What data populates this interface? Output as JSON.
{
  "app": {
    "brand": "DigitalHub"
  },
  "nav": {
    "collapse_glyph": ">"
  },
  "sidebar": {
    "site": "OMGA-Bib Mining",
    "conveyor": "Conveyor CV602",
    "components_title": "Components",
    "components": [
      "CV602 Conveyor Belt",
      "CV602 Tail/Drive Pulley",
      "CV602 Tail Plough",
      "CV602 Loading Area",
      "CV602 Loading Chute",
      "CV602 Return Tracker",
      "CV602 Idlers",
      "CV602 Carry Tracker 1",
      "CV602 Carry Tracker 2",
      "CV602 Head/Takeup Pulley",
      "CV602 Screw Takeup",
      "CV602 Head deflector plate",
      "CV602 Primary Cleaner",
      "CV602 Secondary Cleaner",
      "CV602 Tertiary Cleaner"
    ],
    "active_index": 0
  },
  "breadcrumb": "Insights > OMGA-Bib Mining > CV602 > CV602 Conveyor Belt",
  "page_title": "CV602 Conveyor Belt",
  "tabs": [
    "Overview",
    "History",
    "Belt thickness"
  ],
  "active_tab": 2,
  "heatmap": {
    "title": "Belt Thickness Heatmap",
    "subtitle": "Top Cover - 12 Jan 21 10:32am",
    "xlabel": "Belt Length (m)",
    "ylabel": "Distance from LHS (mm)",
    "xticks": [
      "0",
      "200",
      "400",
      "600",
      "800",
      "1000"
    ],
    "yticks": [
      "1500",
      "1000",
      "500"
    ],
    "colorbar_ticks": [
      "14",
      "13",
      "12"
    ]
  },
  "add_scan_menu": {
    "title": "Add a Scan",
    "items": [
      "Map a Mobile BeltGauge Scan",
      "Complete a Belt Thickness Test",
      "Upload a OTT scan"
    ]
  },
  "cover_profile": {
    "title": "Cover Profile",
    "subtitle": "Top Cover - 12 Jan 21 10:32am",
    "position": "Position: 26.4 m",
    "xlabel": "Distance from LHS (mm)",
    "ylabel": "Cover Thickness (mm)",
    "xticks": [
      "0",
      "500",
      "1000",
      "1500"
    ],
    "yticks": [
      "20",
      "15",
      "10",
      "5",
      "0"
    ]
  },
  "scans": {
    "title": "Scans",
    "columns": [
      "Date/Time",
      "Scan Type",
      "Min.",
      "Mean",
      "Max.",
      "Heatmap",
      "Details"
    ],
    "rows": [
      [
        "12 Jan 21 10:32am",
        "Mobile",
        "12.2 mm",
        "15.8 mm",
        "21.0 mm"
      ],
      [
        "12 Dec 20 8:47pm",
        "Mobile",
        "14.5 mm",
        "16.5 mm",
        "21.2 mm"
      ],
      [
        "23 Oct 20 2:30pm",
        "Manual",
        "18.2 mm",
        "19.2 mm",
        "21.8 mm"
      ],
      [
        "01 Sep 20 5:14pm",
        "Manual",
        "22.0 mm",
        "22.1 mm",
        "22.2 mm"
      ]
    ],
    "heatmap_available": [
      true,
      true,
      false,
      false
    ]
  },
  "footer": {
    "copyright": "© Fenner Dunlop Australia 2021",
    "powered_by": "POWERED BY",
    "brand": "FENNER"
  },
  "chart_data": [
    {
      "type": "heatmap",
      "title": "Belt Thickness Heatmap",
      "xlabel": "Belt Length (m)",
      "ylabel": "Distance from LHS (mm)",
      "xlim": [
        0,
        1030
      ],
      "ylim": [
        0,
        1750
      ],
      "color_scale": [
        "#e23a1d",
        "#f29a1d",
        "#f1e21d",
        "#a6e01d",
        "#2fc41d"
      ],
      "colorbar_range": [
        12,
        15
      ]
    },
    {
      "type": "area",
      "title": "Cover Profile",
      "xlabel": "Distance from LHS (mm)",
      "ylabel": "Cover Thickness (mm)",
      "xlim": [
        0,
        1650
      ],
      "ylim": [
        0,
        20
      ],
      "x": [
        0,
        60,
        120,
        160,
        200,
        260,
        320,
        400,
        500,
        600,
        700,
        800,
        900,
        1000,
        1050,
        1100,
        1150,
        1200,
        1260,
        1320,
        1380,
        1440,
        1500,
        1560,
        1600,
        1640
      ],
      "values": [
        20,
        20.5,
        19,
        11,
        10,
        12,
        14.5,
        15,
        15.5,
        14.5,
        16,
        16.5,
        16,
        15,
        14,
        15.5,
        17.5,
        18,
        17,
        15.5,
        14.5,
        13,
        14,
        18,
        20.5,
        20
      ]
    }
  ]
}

What is asked —
Each line that has the word "Loading" should be copied.

Response —
      "CV602 Loading Area",
      "CV602 Loading Chute",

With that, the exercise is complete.